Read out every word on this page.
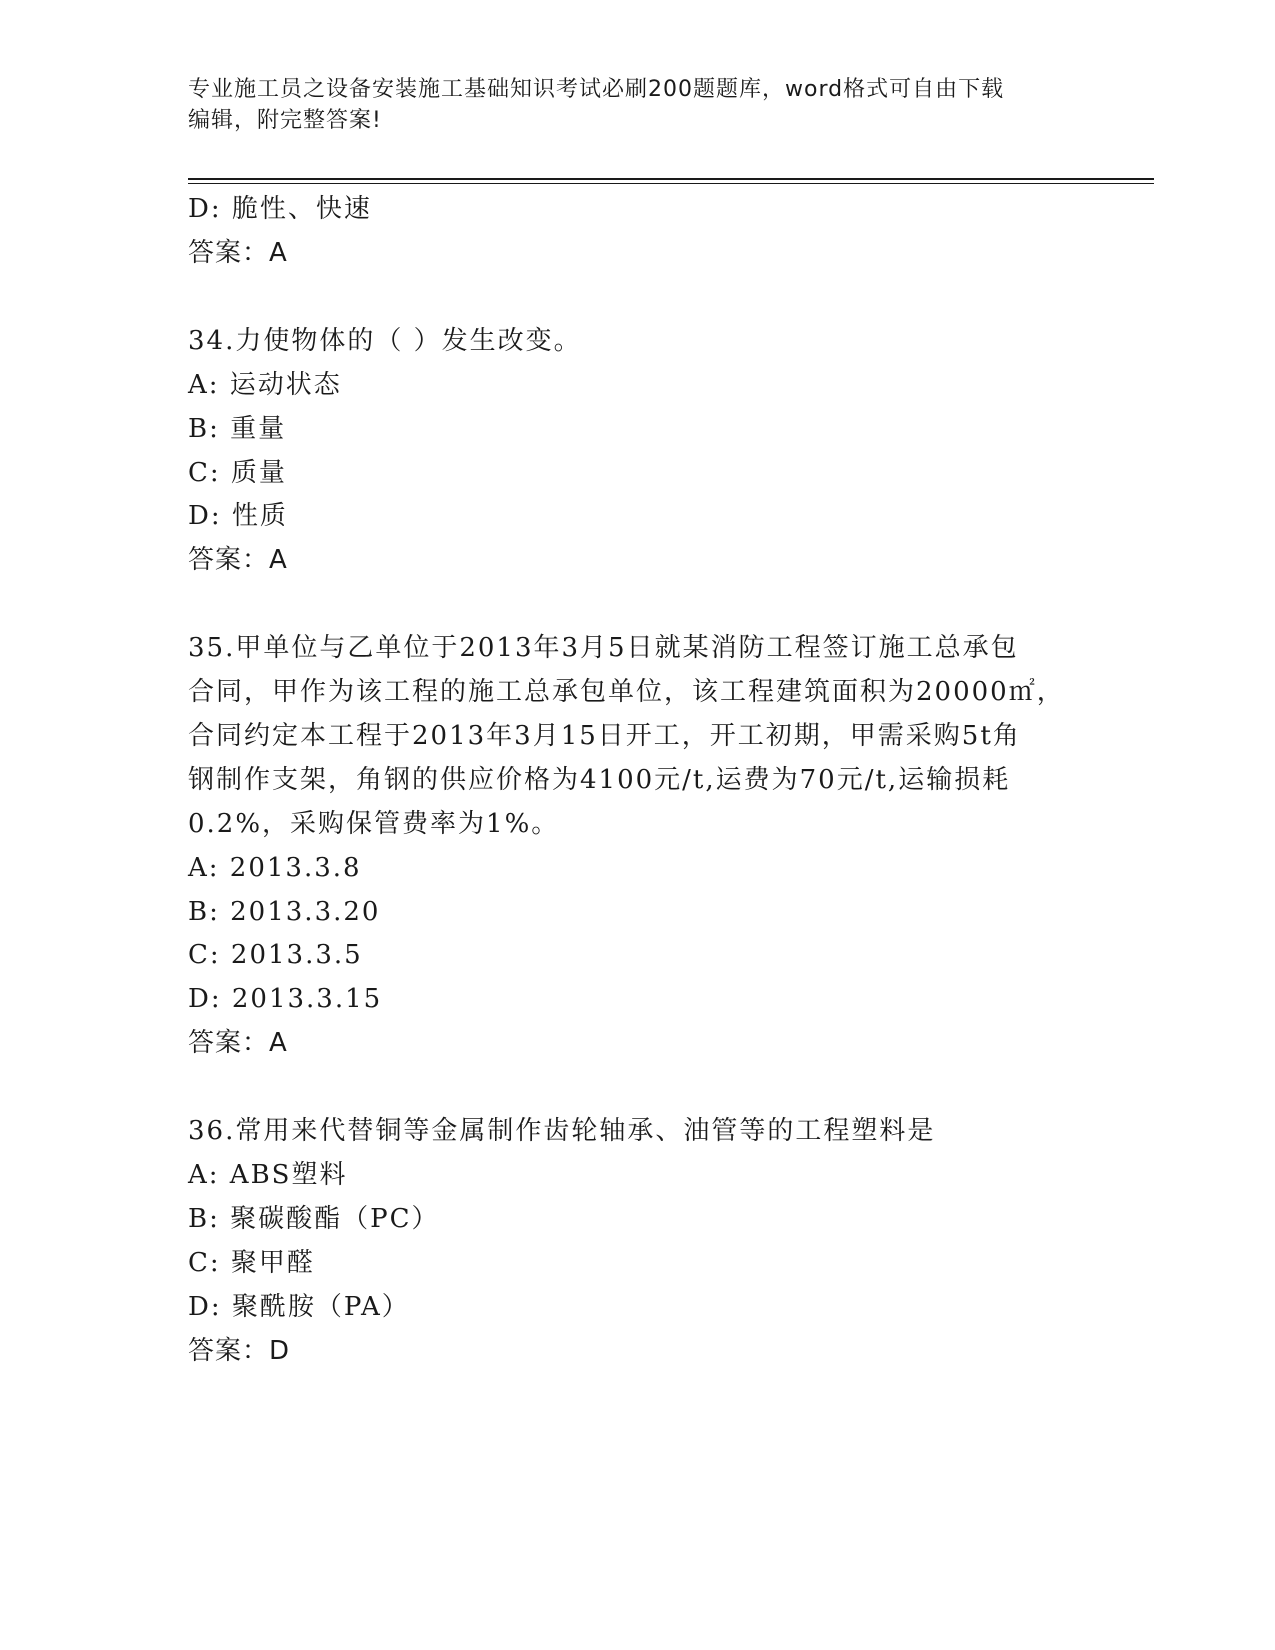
专业施工员之设备安装施工基础知识考试必刷200题题库，word格式可自由下载
编辑，附完整答案!
D: 脆性、快速
答案：A
34.力使物体的（ ）发生改变。
A: 运动状态
B: 重量
C: 质量
D: 性质
答案：A
35.甲单位与乙单位于2013年3月5日就某消防工程签订施工总承包
合同，甲作为该工程的施工总承包单位，该工程建筑面积为20000㎡，
合同约定本工程于2013年3月15日开工，开工初期，甲需采购5t角
钢制作支架，角钢的供应价格为4100元/t,运费为70元/t,运输损耗
0.2%，采购保管费率为1%。
A: 2013.3.8
B: 2013.3.20
C: 2013.3.5
D: 2013.3.15
答案：A
36.常用来代替铜等金属制作齿轮轴承、油管等的工程塑料是
A: ABS塑料
B: 聚碳酸酯（PC）
C: 聚甲醛
D: 聚酰胺（PA）
答案：D
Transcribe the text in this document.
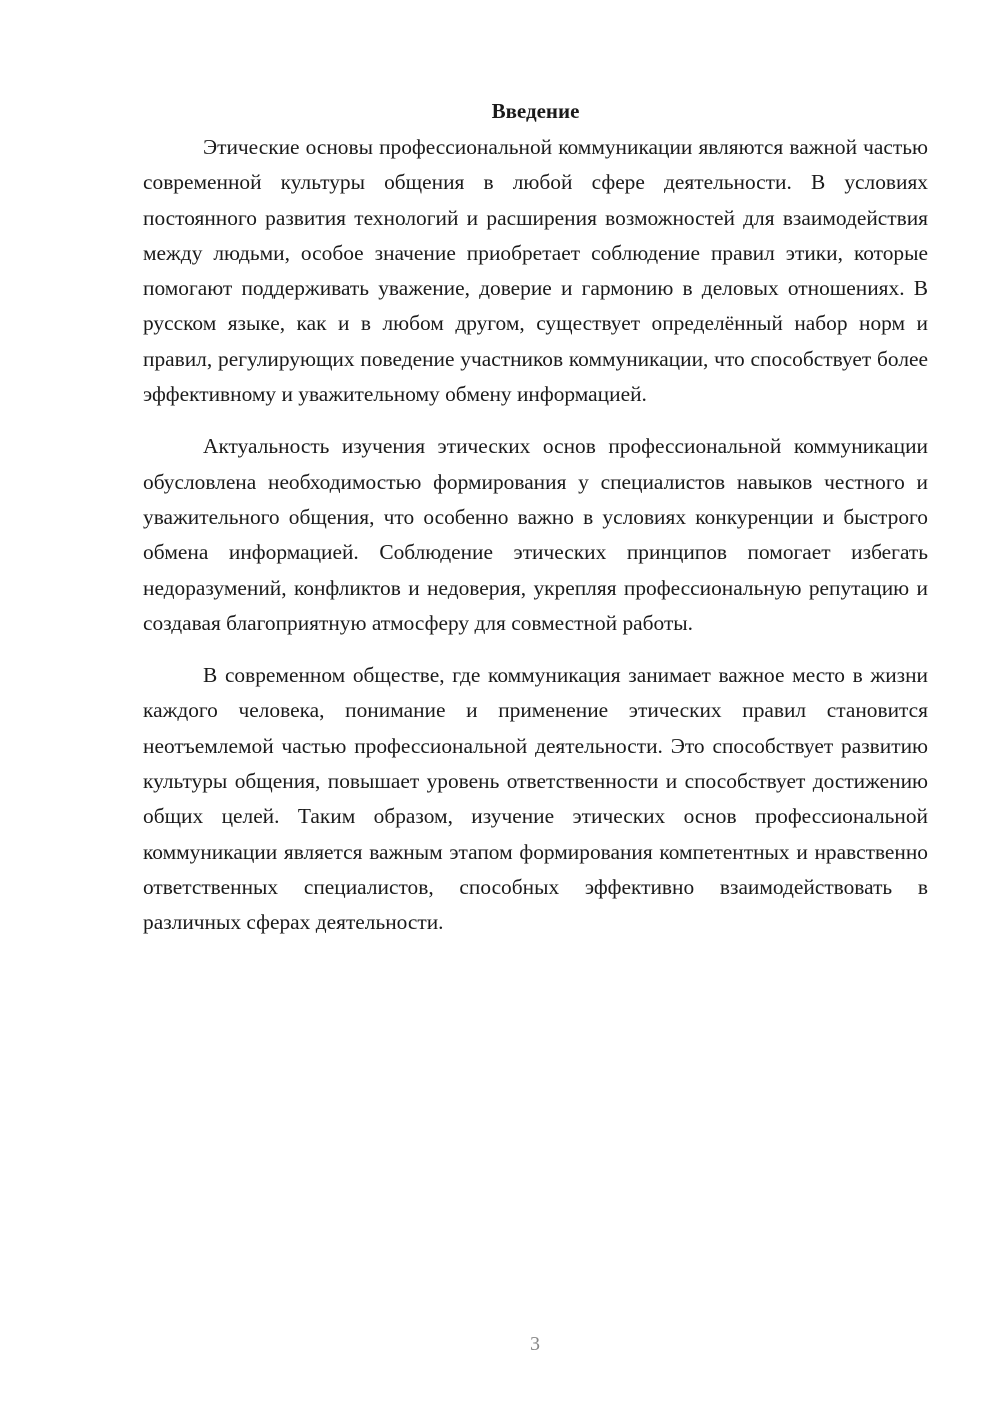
Введение

Этические основы профессиональной коммуникации являются важной частью современной культуры общения в любой сфере деятельности. В условиях постоянного развития технологий и расширения возможностей для взаимодействия между людьми, особое значение приобретает соблюдение правил этики, которые помогают поддерживать уважение, доверие и гармонию в деловых отношениях. В русском языке, как и в любом другом, существует определённый набор норм и правил, регулирующих поведение участников коммуникации, что способствует более эффективному и уважительному обмену информацией.

Актуальность изучения этических основ профессиональной коммуникации обусловлена необходимостью формирования у специалистов навыков честного и уважительного общения, что особенно важно в условиях конкуренции и быстрого обмена информацией. Соблюдение этических принципов помогает избегать недоразумений, конфликтов и недоверия, укрепляя профессиональную репутацию и создавая благоприятную атмосферу для совместной работы.

В современном обществе, где коммуникация занимает важное место в жизни каждого человека, понимание и применение этических правил становится неотъемлемой частью профессиональной деятельности. Это способствует развитию культуры общения, повышает уровень ответственности и способствует достижению общих целей. Таким образом, изучение этических основ профессиональной коммуникации является важным этапом формирования компетентных и нравственно ответственных специалистов, способных эффективно взаимодействовать в различных сферах деятельности.

3
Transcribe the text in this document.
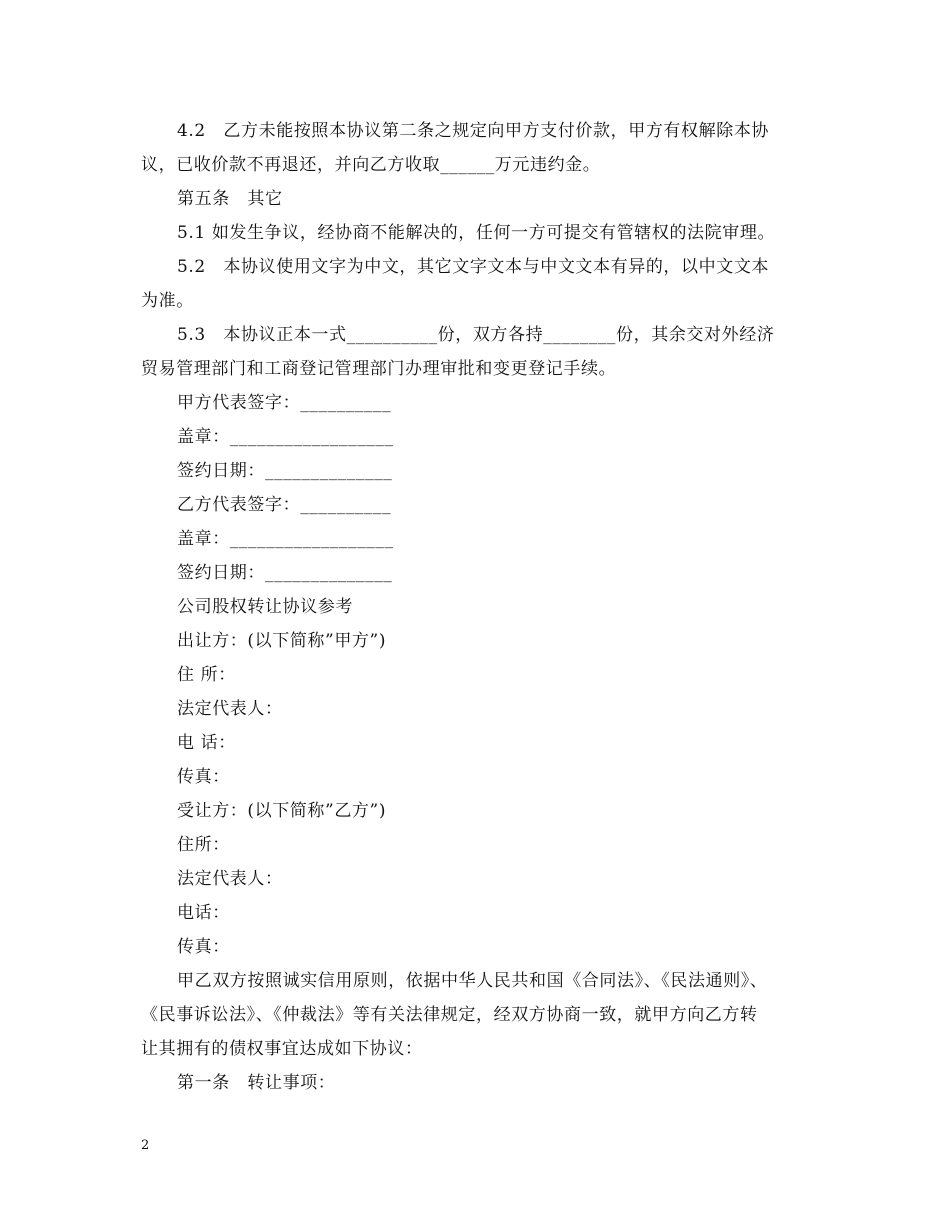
4.2　乙方未能按照本协议第二条之规定向甲方支付价款，甲方有权解除本协
议，已收价款不再退还，并向乙方收取______万元违约金。
第五条　其它
5.1 如发生争议，经协商不能解决的，任何一方可提交有管辖权的法院审理。
5.2　本协议使用文字为中文，其它文字文本与中文文本有异的，以中文文本
为准。
5.3　本协议正本一式__________份，双方各持________份，其余交对外经济
贸易管理部门和工商登记管理部门办理审批和变更登记手续。
甲方代表签字：__________
盖章：__________________
签约日期：______________
乙方代表签字：__________
盖章：__________________
签约日期：______________
公司股权转让协议参考
出让方：(以下简称”甲方”)
住 所：
法定代表人：
电 话：
传真：
受让方：(以下简称”乙方”)
住所：
法定代表人：
电话：
传真：
甲乙双方按照诚实信用原则，依据中华人民共和国《合同法》、《民法通则》、
《民事诉讼法》、《仲裁法》等有关法律规定，经双方协商一致，就甲方向乙方转
让其拥有的债权事宜达成如下协议：
第一条　转让事项：
2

--------------------------------------------------

PROBLEM TO SOLVE: Leave images out of the retyped records; keep all else exact.

SOLUTION TO THE EXERCISE:
Read out every word on this page.
专业施工员之设备安装施工基础知识考试必刷200题题库，word格式可自由下载
编辑，附完整答案!
D: 脆性、快速
答案：A
34.力使物体的（ ）发生改变。
A: 运动状态
B: 重量
C: 质量
D: 性质
答案：A
35.甲单位与乙单位于2013年3月5日就某消防工程签订施工总承包
合同，甲作为该工程的施工总承包单位，该工程建筑面积为20000㎡，
合同约定本工程于2013年3月15日开工，开工初期，甲需采购5t角
钢制作支架，角钢的供应价格为4100元/t,运费为70元/t,运输损耗
0.2%，采购保管费率为1%。
A: 2013.3.8
B: 2013.3.20
C: 2013.3.5
D: 2013.3.15
答案：A
36.常用来代替铜等金属制作齿轮轴承、油管等的工程塑料是
A: ABS塑料
B: 聚碳酸酯（PC）
C: 聚甲醛
D: 聚酰胺（PA）
答案：D
Transcribe the text in this document.
Введение

Этические основы профессиональной коммуникации являются важной частью современной культуры общения в любой сфере деятельности. В условиях постоянного развития технологий и расширения возможностей для взаимодействия между людьми, особое значение приобретает соблюдение правил этики, которые помогают поддерживать уважение, доверие и гармонию в деловых отношениях. В русском языке, как и в любом другом, существует определённый набор норм и правил, регулирующих поведение участников коммуникации, что способствует более эффективному и уважительному обмену информацией.

Актуальность изучения этических основ профессиональной коммуникации обусловлена необходимостью формирования у специалистов навыков честного и уважительного общения, что особенно важно в условиях конкуренции и быстрого обмена информацией. Соблюдение этических принципов помогает избегать недоразумений, конфликтов и недоверия, укрепляя профессиональную репутацию и создавая благоприятную атмосферу для совместной работы.

В современном обществе, где коммуникация занимает важное место в жизни каждого человека, понимание и применение этических правил становится неотъемлемой частью профессиональной деятельности. Это способствует развитию культуры общения, повышает уровень ответственности и способствует достижению общих целей. Таким образом, изучение этических основ профессиональной коммуникации является важным этапом формирования компетентных и нравственно ответственных специалистов, способных эффективно взаимодействовать в различных сферах деятельности.

3
Transcribe the text in this document.
4.2　乙方未能按照本协议第二条之规定向甲方支付价款，甲方有权解除本协
议，已收价款不再退还，并向乙方收取______万元违约金。
第五条　其它
5.1 如发生争议，经协商不能解决的，任何一方可提交有管辖权的法院审理。
5.2　本协议使用文字为中文，其它文字文本与中文文本有异的，以中文文本
为准。
5.3　本协议正本一式__________份，双方各持________份，其余交对外经济
贸易管理部门和工商登记管理部门办理审批和变更登记手续。
甲方代表签字：__________
盖章：__________________
签约日期：______________
乙方代表签字：__________
盖章：__________________
签约日期：______________
公司股权转让协议参考
出让方：(以下简称”甲方”)
住 所：
法定代表人：
电 话：
传真：
受让方：(以下简称”乙方”)
住所：
法定代表人：
电话：
传真：
甲乙双方按照诚实信用原则，依据中华人民共和国《合同法》、《民法通则》、
《民事诉讼法》、《仲裁法》等有关法律规定，经双方协商一致，就甲方向乙方转
让其拥有的债权事宜达成如下协议：
第一条　转让事项：
2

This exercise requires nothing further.